(Data records)
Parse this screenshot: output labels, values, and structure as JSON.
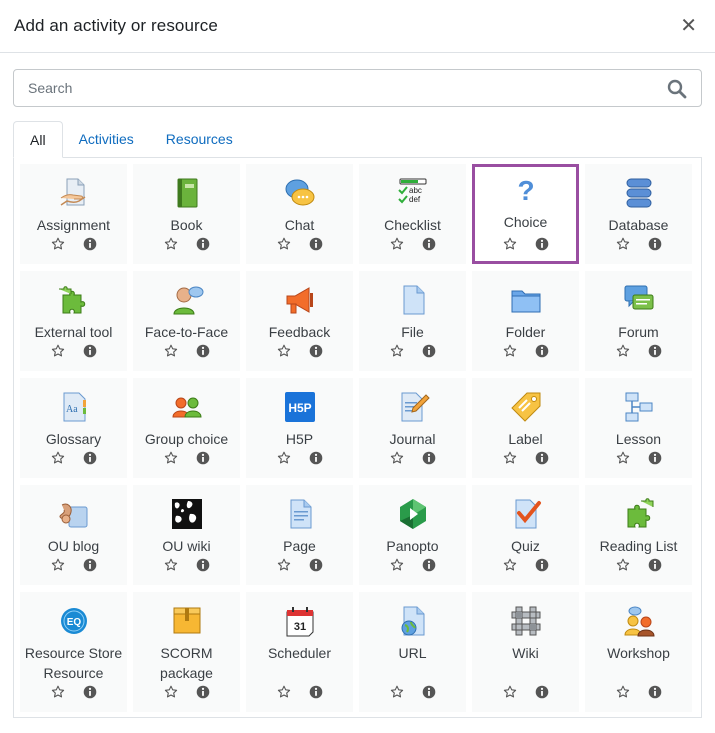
{
  "modal": {
    "title": "Add an activity or resource"
  },
  "search": {
    "placeholder": "Search"
  },
  "tabs": [
    {
      "label": "All",
      "active": true
    },
    {
      "label": "Activities",
      "active": false
    },
    {
      "label": "Resources",
      "active": false
    }
  ],
  "items": [
    {
      "label": "Assignment",
      "icon": "assignment-icon"
    },
    {
      "label": "Book",
      "icon": "book-icon"
    },
    {
      "label": "Chat",
      "icon": "chat-icon"
    },
    {
      "label": "Checklist",
      "icon": "checklist-icon",
      "icon_text": [
        "abc",
        "def"
      ]
    },
    {
      "label": "Choice",
      "icon": "choice-icon",
      "selected": true
    },
    {
      "label": "Database",
      "icon": "database-icon"
    },
    {
      "label": "External tool",
      "icon": "external-tool-icon"
    },
    {
      "label": "Face-to-Face",
      "icon": "face-to-face-icon"
    },
    {
      "label": "Feedback",
      "icon": "feedback-icon"
    },
    {
      "label": "File",
      "icon": "file-icon"
    },
    {
      "label": "Folder",
      "icon": "folder-icon"
    },
    {
      "label": "Forum",
      "icon": "forum-icon"
    },
    {
      "label": "Glossary",
      "icon": "glossary-icon",
      "icon_text": "Aa"
    },
    {
      "label": "Group choice",
      "icon": "group-choice-icon"
    },
    {
      "label": "H5P",
      "icon": "h5p-icon",
      "icon_text": "H5P"
    },
    {
      "label": "Journal",
      "icon": "journal-icon"
    },
    {
      "label": "Label",
      "icon": "label-icon"
    },
    {
      "label": "Lesson",
      "icon": "lesson-icon"
    },
    {
      "label": "OU blog",
      "icon": "ou-blog-icon"
    },
    {
      "label": "OU wiki",
      "icon": "ou-wiki-icon"
    },
    {
      "label": "Page",
      "icon": "page-icon"
    },
    {
      "label": "Panopto",
      "icon": "panopto-icon"
    },
    {
      "label": "Quiz",
      "icon": "quiz-icon"
    },
    {
      "label": "Reading List",
      "icon": "reading-list-icon"
    },
    {
      "label": "Resource Store Resource",
      "icon": "resource-store-icon",
      "icon_text": "EQ"
    },
    {
      "label": "SCORM package",
      "icon": "scorm-package-icon"
    },
    {
      "label": "Scheduler",
      "icon": "scheduler-icon",
      "icon_text": "31"
    },
    {
      "label": "URL",
      "icon": "url-icon"
    },
    {
      "label": "Wiki",
      "icon": "wiki-icon"
    },
    {
      "label": "Workshop",
      "icon": "workshop-icon"
    }
  ],
  "colors": {
    "link": "#0f6cbf",
    "selected_border": "#994ea1",
    "card_bg": "#f9fafa"
  }
}
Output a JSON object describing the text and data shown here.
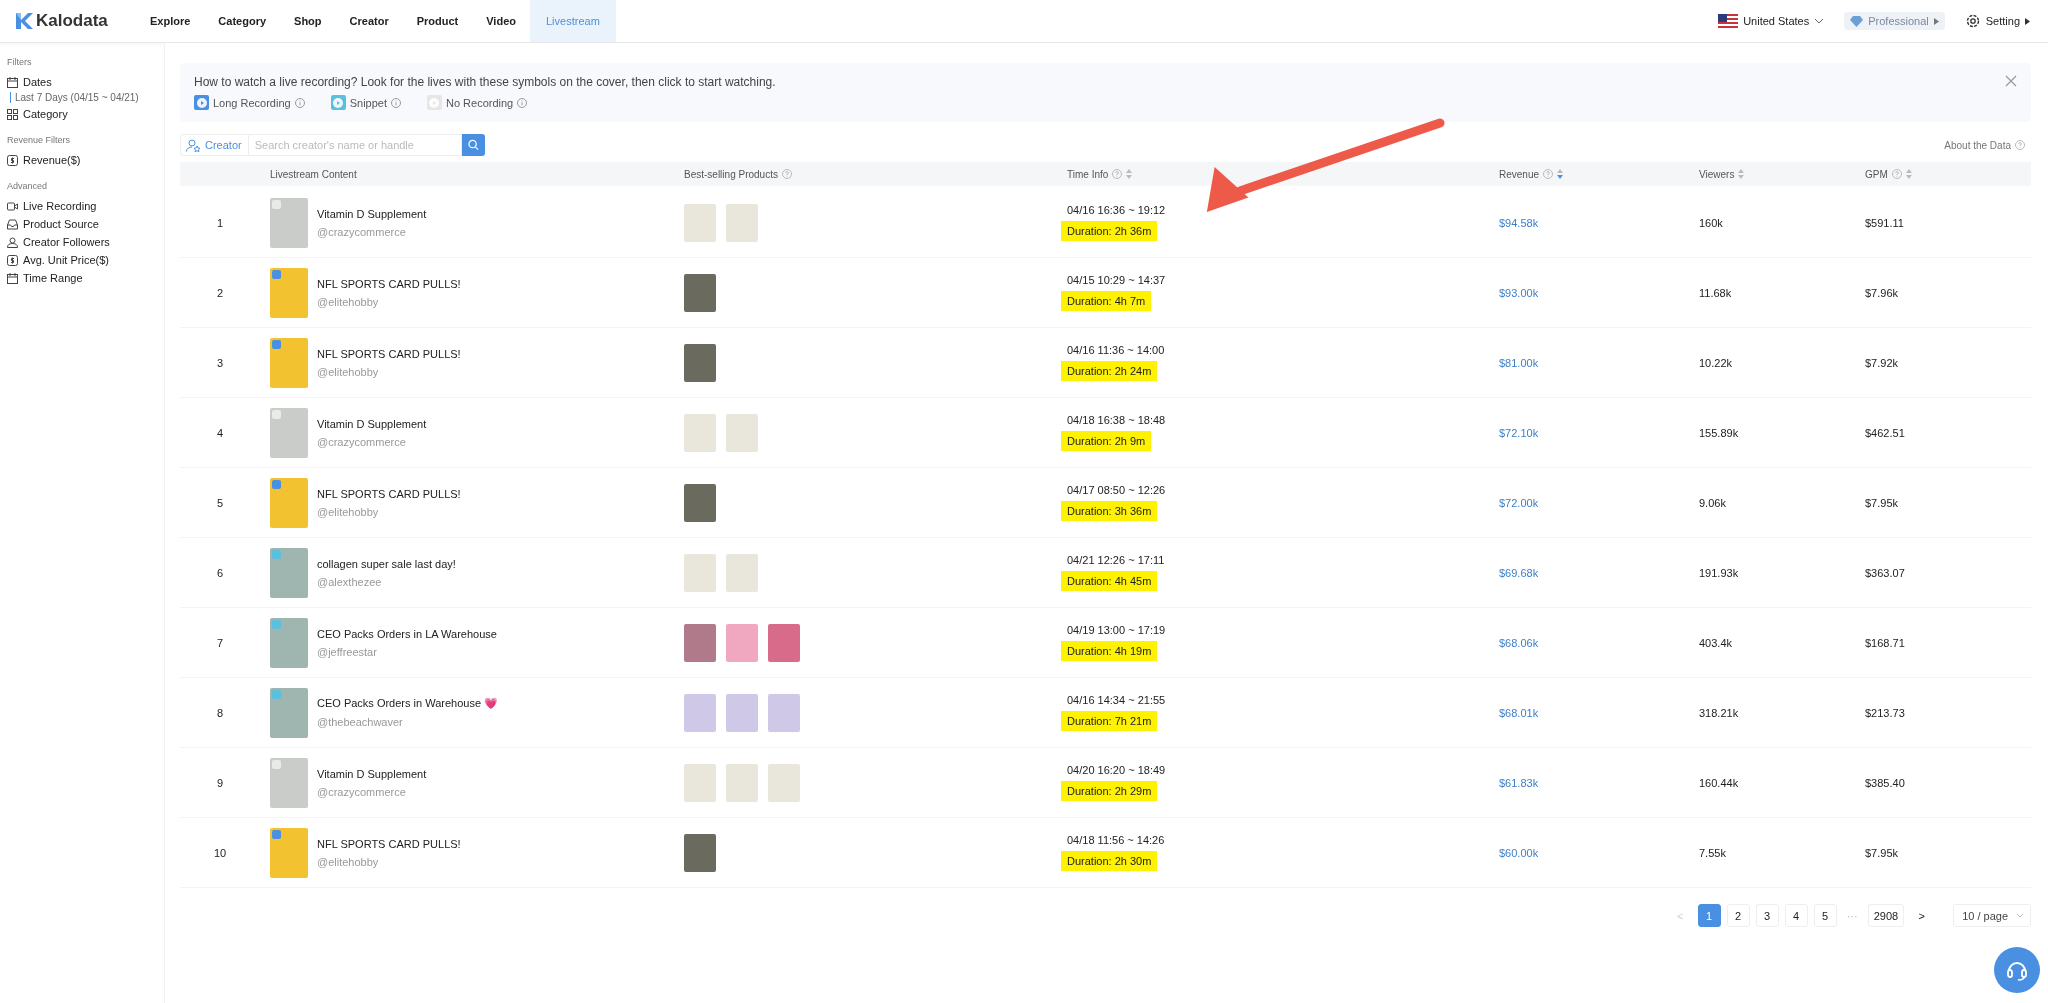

__Given task__: Pictures are to be left out; repeat all the remaining data exactly.

__Solved exercise__:
Parse this screenshot: output labels, values, and structure as JSON.
{
  "modal": {
    "title": "Add an activity or resource"
  },
  "search": {
    "placeholder": "Search"
  },
  "tabs": [
    {
      "label": "All",
      "active": true
    },
    {
      "label": "Activities",
      "active": false
    },
    {
      "label": "Resources",
      "active": false
    }
  ],
  "items": [
    {
      "label": "Assignment",
      "icon": "assignment-icon"
    },
    {
      "label": "Book",
      "icon": "book-icon"
    },
    {
      "label": "Chat",
      "icon": "chat-icon"
    },
    {
      "label": "Checklist",
      "icon": "checklist-icon",
      "icon_text": [
        "abc",
        "def"
      ]
    },
    {
      "label": "Choice",
      "icon": "choice-icon",
      "selected": true
    },
    {
      "label": "Database",
      "icon": "database-icon"
    },
    {
      "label": "External tool",
      "icon": "external-tool-icon"
    },
    {
      "label": "Face-to-Face",
      "icon": "face-to-face-icon"
    },
    {
      "label": "Feedback",
      "icon": "feedback-icon"
    },
    {
      "label": "File",
      "icon": "file-icon"
    },
    {
      "label": "Folder",
      "icon": "folder-icon"
    },
    {
      "label": "Forum",
      "icon": "forum-icon"
    },
    {
      "label": "Glossary",
      "icon": "glossary-icon",
      "icon_text": "Aa"
    },
    {
      "label": "Group choice",
      "icon": "group-choice-icon"
    },
    {
      "label": "H5P",
      "icon": "h5p-icon",
      "icon_text": "H5P"
    },
    {
      "label": "Journal",
      "icon": "journal-icon"
    },
    {
      "label": "Label",
      "icon": "label-icon"
    },
    {
      "label": "Lesson",
      "icon": "lesson-icon"
    },
    {
      "label": "OU blog",
      "icon": "ou-blog-icon"
    },
    {
      "label": "OU wiki",
      "icon": "ou-wiki-icon"
    },
    {
      "label": "Page",
      "icon": "page-icon"
    },
    {
      "label": "Panopto",
      "icon": "panopto-icon"
    },
    {
      "label": "Quiz",
      "icon": "quiz-icon"
    },
    {
      "label": "Reading List",
      "icon": "reading-list-icon"
    },
    {
      "label": "Resource Store Resource",
      "icon": "resource-store-icon",
      "icon_text": "EQ"
    },
    {
      "label": "SCORM package",
      "icon": "scorm-package-icon"
    },
    {
      "label": "Scheduler",
      "icon": "scheduler-icon",
      "icon_text": "31"
    },
    {
      "label": "URL",
      "icon": "url-icon"
    },
    {
      "label": "Wiki",
      "icon": "wiki-icon"
    },
    {
      "label": "Workshop",
      "icon": "workshop-icon"
    }
  ],
  "colors": {
    "link": "#0f6cbf",
    "selected_border": "#994ea1",
    "card_bg": "#f9fafa"
  }
}
Output a JSON object describing the text and data shown here.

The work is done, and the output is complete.